Dorod-Sky/tests/unit/test_click_prompt_parameterization.py

"""
Tests for click prompt parameterization in cached script generation.

When generating cached scripts, click action prompts (intention/reasoning) should
replace literal parameter values with f-string references to context.parameters[...],
so that re-runs with different values produce correct behavior.
"""

from typing import Any

import libcst as cst

from skyvern.core.script_generations.generate_script import (
    MIN_PARAM_VALUE_LENGTH_FOR_PROMPT_SUB,
    _action_to_stmt,
    _build_parameterized_prompt_cst,
    _build_value_to_param_lookup,
)
from skyvern.webeye.actions.actions import ActionType


def _make_action(
    action_type: str,
    field_name: str | None = None,
    text: str = "",
    option: str = "",
    file_url: str = "",
) -> dict[str, Any]:
    action: dict[str, Any] = {"action_type": action_type}
    if field_name:
        action["field_name"] = field_name
    if text:
        action["text"] = text
    if option:
        action["option"] = option
    if file_url:
        action["file_url"] = file_url
    return action


# ---------------------------------------------------------------------------
# _build_value_to_param_lookup
# ---------------------------------------------------------------------------


class TestBuildValueToParamLookup:
    def test_collects_input_text_values(self) -> None:
        actions_by_task = {
            "task-1": [
                _make_action(ActionType.INPUT_TEXT, field_name="patient_id", text="542-641-668"),
            ]
        }
        lookup = _build_value_to_param_lookup(actions_by_task)

# Information provided:
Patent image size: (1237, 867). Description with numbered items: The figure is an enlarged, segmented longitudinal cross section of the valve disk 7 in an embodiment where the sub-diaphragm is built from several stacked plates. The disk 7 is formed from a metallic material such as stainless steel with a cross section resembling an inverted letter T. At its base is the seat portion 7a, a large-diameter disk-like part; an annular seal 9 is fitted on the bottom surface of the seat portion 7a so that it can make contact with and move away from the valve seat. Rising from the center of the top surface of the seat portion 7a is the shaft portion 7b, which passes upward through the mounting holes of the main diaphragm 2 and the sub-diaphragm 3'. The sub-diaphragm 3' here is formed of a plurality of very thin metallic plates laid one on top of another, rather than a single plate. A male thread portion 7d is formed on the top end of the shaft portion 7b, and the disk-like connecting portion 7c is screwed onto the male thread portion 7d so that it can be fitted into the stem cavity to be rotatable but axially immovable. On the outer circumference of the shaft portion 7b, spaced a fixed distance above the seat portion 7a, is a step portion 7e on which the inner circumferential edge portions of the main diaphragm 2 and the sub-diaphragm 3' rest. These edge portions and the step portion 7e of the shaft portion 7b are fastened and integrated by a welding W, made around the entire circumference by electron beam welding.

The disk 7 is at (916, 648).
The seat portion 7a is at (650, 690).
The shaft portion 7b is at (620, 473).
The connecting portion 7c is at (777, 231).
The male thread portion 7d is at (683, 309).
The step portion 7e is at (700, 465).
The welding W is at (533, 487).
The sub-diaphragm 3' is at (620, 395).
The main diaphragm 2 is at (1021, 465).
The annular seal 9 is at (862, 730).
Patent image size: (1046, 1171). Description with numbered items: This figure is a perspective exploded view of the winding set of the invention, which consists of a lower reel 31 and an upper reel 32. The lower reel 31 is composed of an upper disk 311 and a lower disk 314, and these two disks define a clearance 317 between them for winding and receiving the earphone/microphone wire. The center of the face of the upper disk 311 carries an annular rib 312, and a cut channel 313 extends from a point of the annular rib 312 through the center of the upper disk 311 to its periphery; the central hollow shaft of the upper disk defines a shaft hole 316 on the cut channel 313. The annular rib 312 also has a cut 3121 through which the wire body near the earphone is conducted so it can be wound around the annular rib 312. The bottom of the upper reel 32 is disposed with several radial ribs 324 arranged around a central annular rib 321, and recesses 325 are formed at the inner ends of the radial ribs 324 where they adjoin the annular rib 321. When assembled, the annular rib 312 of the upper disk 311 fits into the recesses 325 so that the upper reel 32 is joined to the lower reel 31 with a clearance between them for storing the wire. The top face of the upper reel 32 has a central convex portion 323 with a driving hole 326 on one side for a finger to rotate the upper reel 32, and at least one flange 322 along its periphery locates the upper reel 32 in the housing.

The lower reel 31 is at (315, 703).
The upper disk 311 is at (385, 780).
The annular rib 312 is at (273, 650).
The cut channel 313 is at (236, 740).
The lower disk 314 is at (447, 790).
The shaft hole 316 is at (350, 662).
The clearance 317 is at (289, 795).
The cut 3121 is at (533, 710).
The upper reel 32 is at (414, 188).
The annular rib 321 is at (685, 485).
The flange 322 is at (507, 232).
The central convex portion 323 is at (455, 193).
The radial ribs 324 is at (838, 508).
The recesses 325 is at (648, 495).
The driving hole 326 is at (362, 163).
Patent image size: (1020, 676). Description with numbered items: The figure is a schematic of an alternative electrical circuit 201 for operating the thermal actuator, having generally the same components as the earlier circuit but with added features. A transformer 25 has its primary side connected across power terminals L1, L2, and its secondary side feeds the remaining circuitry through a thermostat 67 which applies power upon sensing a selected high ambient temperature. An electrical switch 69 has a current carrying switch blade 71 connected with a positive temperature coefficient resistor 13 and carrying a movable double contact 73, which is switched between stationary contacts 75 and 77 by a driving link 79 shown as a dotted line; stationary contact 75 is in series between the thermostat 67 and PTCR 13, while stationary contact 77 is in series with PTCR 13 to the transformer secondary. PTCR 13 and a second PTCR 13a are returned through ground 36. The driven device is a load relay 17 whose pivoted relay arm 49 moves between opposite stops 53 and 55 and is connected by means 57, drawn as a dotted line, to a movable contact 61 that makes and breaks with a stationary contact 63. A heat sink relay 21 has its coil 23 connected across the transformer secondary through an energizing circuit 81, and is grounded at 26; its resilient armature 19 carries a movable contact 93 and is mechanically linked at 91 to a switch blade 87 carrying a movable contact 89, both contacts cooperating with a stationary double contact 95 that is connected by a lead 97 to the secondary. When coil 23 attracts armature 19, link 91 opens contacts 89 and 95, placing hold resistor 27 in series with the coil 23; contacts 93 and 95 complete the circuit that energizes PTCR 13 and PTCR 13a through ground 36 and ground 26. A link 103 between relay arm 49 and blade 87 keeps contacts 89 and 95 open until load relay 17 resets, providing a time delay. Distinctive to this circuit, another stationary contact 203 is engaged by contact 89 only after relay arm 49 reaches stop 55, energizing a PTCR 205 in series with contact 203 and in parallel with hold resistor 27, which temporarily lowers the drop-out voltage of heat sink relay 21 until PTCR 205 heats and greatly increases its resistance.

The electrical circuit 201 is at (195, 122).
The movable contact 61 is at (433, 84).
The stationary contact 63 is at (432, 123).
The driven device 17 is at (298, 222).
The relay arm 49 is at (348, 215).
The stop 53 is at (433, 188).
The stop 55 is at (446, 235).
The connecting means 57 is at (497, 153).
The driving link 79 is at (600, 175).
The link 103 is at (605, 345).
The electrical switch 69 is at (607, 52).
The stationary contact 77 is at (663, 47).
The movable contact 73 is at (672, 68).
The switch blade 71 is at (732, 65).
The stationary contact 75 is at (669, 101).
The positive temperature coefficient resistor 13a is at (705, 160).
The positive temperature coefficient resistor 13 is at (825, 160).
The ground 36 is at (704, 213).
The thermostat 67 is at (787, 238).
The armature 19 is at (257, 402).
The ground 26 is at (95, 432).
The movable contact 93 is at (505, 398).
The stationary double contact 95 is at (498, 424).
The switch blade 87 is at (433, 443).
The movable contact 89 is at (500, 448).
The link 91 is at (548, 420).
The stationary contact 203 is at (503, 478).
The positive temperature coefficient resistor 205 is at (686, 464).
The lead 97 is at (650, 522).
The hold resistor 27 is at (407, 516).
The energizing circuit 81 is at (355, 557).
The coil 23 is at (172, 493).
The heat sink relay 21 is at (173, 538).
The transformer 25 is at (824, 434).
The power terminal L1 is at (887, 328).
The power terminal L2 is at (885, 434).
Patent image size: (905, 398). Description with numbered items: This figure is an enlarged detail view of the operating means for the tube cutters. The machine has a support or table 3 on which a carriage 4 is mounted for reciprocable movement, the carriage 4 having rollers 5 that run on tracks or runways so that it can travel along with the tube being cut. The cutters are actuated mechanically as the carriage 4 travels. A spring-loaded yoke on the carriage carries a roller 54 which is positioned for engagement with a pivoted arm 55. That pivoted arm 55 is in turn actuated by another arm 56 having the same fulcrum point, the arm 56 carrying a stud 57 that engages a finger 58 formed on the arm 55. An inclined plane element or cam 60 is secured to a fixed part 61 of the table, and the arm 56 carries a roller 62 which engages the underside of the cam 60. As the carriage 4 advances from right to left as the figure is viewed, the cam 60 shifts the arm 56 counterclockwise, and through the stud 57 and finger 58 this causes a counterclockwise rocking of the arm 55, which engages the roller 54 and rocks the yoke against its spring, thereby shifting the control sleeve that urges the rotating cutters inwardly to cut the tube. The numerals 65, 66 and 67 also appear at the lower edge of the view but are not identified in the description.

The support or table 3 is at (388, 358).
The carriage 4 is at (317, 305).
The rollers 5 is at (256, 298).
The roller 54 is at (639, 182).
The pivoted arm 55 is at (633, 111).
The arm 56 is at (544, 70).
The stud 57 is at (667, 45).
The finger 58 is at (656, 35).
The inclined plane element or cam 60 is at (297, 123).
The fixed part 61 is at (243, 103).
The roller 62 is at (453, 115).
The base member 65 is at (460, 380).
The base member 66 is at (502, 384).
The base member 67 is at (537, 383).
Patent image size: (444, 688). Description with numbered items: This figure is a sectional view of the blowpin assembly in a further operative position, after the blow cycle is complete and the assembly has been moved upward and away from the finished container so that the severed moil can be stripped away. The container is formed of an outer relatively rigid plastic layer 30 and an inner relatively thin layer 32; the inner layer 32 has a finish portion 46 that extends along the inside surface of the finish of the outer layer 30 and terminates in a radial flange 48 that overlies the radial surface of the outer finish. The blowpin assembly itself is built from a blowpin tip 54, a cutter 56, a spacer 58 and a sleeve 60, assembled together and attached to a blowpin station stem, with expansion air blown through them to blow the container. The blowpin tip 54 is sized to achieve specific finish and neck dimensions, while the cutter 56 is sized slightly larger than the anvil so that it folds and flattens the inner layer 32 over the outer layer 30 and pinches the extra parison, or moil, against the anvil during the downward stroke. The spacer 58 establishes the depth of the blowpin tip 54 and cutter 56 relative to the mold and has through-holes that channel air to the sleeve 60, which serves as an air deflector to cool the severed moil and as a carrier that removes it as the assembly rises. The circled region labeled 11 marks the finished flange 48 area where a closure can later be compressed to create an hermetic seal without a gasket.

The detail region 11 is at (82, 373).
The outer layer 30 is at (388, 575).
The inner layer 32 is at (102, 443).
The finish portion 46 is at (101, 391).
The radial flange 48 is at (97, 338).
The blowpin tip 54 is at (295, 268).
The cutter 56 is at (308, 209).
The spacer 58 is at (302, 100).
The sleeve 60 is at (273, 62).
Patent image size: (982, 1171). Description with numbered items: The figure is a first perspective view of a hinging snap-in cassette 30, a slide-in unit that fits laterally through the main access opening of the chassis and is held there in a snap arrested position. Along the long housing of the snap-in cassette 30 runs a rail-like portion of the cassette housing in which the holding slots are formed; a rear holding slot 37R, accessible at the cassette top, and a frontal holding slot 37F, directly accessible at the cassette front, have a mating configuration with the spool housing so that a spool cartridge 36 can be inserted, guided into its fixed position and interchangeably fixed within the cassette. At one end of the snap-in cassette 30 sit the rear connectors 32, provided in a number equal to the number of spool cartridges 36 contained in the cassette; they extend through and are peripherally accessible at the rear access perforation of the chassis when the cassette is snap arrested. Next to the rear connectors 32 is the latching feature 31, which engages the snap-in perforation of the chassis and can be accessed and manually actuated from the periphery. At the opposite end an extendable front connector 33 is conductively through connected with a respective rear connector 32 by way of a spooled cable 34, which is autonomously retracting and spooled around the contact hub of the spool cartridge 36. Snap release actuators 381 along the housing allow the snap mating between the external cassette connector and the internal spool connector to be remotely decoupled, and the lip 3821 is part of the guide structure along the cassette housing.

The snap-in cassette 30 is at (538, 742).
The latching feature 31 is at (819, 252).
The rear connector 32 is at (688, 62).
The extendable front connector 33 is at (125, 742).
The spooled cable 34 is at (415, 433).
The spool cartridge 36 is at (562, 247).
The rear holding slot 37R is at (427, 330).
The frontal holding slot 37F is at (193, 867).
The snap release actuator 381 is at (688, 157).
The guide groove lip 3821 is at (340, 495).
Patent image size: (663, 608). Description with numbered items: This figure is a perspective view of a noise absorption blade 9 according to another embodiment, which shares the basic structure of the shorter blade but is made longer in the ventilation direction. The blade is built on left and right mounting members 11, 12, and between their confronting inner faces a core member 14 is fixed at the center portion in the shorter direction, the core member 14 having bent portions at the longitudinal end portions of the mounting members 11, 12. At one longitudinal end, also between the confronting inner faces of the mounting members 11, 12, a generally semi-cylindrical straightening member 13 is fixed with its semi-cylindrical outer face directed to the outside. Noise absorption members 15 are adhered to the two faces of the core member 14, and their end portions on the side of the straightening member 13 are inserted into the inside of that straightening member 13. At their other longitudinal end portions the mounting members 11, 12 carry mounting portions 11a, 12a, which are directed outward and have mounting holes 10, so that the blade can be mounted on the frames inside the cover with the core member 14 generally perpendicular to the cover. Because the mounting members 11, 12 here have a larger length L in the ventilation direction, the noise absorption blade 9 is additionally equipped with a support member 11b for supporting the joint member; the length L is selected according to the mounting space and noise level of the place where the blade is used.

# Study questions:
(a) In the test file, what should click action prompts replace literal parameter values with when cached scripts are generated?
(b) Copy everything in the test file from "When generating cached" down to "produce correct behavior.".

# Solutions to each task:
(a) They should replace them with f-string references to context.parameters[...].

(b)
When generating cached scripts, click action prompts (intention/reasoning) should
replace literal parameter values with f-string references to context.parameters[...],
so that re-runs with different values produce correct behavior.